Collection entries
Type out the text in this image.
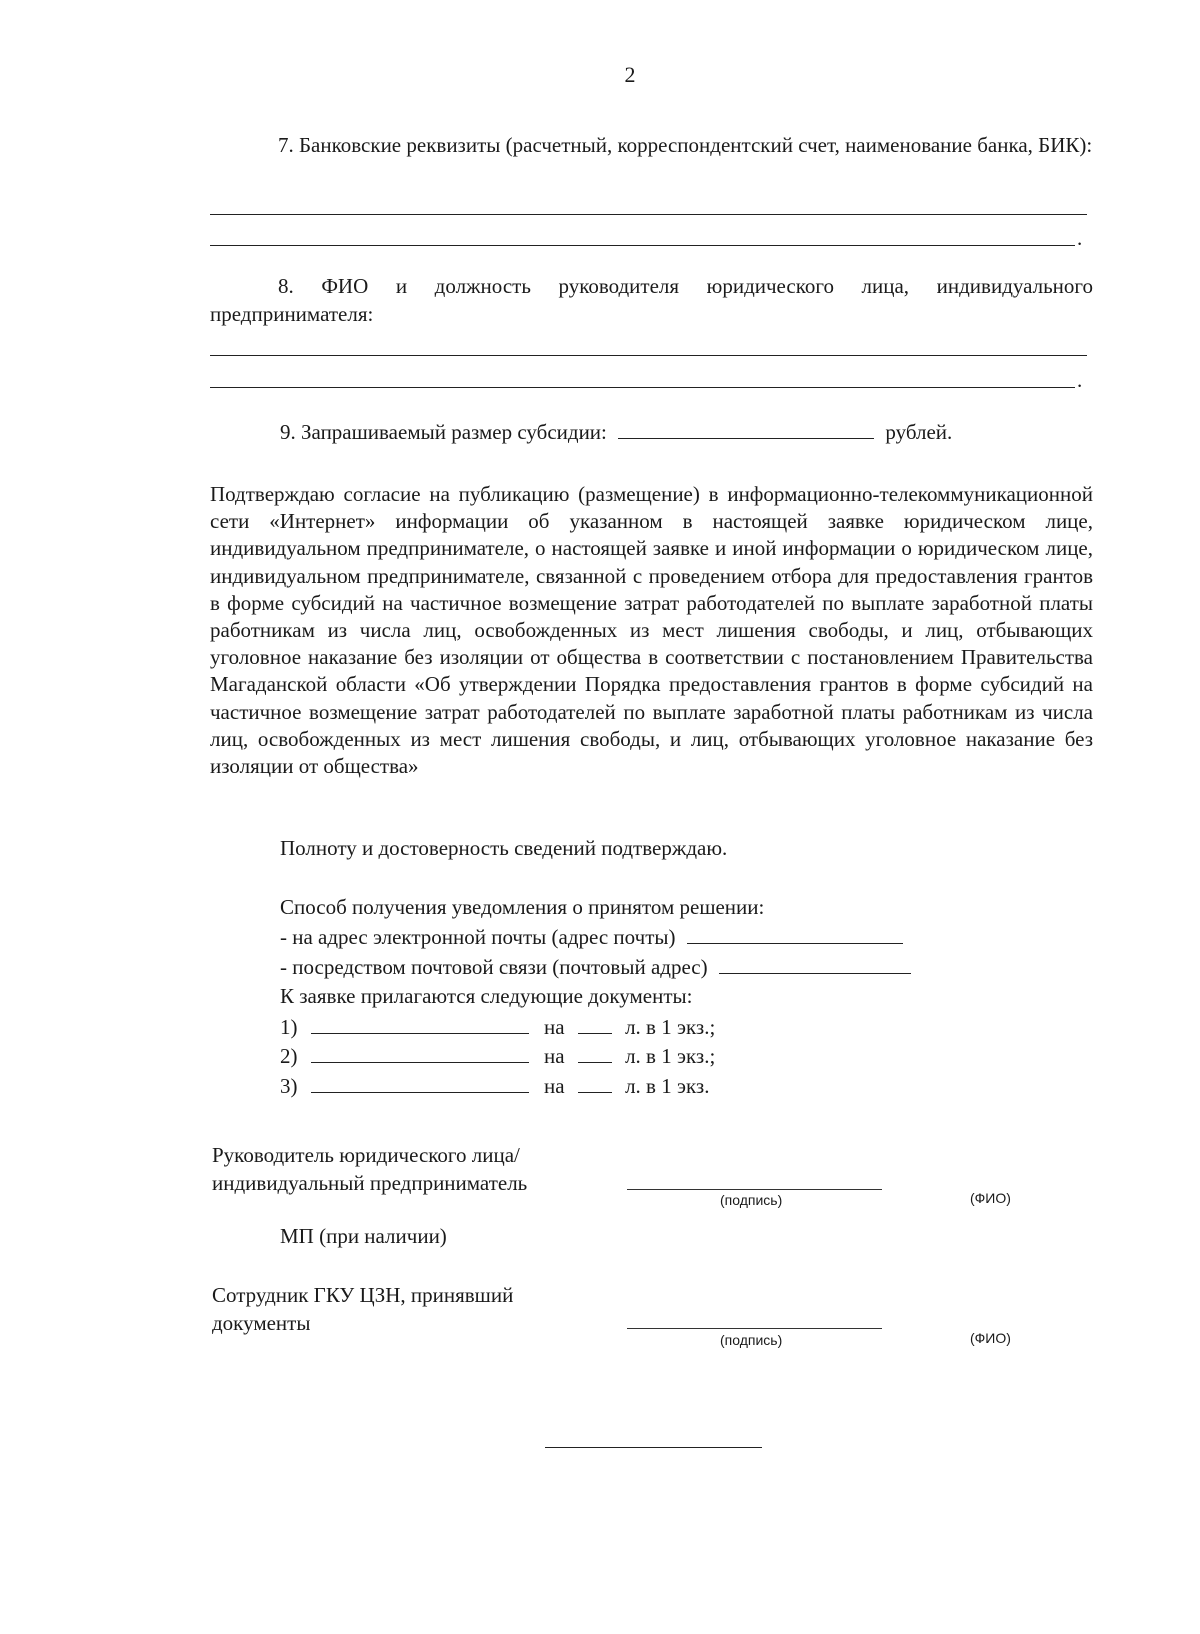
2
7. Банковские реквизиты (расчетный, корреспондентский счет, наименование банка, БИК):
.
8. ФИО и должность руководителя юридического лица, индивидуального предпринимателя:
.
9. Запрашиваемый размер субсидии:	рублей.
Подтверждаю согласие на публикацию (размещение) в информационно-телекоммуникационной сети «Интернет» информации об указанном в настоящей заявке юридическом лице, индивидуальном предпринимателе, о настоящей заявке и иной информации о юридическом лице, индивидуальном предпринимателе, связанной с проведением отбора для предоставления грантов в форме субсидий на частичное возмещение затрат работодателей по выплате заработной платы работникам из числа лиц, освобожденных из мест лишения свободы, и лиц, отбывающих уголовное наказание без изоляции от общества в соответствии с постановлением Правительства Магаданской области «Об утверждении Порядка предоставления грантов в форме субсидий на частичное возмещение затрат работодателей по выплате заработной платы работникам из числа лиц, освобожденных из мест лишения свободы, и лиц, отбывающих уголовное наказание без изоляции от общества»
Полноту и достоверность сведений подтверждаю.
Способ получения уведомления о принятом решении:
- на адрес электронной почты (адрес почты)
- посредством почтовой связи (почтовый адрес)
К заявке прилагаются следующие документы:
1)	на	л. в 1 экз.;
2)	на	л. в 1 экз.;
3)	на	л. в 1 экз.
Руководитель юридического лица/
индивидуальный предприниматель
(подпись)	(ФИО)
МП (при наличии)
Сотрудник ГКУ ЦЗН, принявший
документы
(подпись)	(ФИО)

* Task statement *
Write the full listing out again with every line unchanged, but include no pictures.

* Solution to the problem *
Type out the text in this image.
2
7. Банковские реквизиты (расчетный, корреспондентский счет, наименование банка, БИК):
.
8. ФИО и должность руководителя юридического лица, индивидуального предпринимателя:
.
9. Запрашиваемый размер субсидии:	рублей.
Подтверждаю согласие на публикацию (размещение) в информационно-телекоммуникационной сети «Интернет» информации об указанном в настоящей заявке юридическом лице, индивидуальном предпринимателе, о настоящей заявке и иной информации о юридическом лице, индивидуальном предпринимателе, связанной с проведением отбора для предоставления грантов в форме субсидий на частичное возмещение затрат работодателей по выплате заработной платы работникам из числа лиц, освобожденных из мест лишения свободы, и лиц, отбывающих уголовное наказание без изоляции от общества в соответствии с постановлением Правительства Магаданской области «Об утверждении Порядка предоставления грантов в форме субсидий на частичное возмещение затрат работодателей по выплате заработной платы работникам из числа лиц, освобожденных из мест лишения свободы, и лиц, отбывающих уголовное наказание без изоляции от общества»
Полноту и достоверность сведений подтверждаю.
Способ получения уведомления о принятом решении:
- на адрес электронной почты (адрес почты)
- посредством почтовой связи (почтовый адрес)
К заявке прилагаются следующие документы:
1)	на	л. в 1 экз.;
2)	на	л. в 1 экз.;
3)	на	л. в 1 экз.
Руководитель юридического лица/
индивидуальный предприниматель
(подпись)	(ФИО)
МП (при наличии)
Сотрудник ГКУ ЦЗН, принявший
документы
(подпись)	(ФИО)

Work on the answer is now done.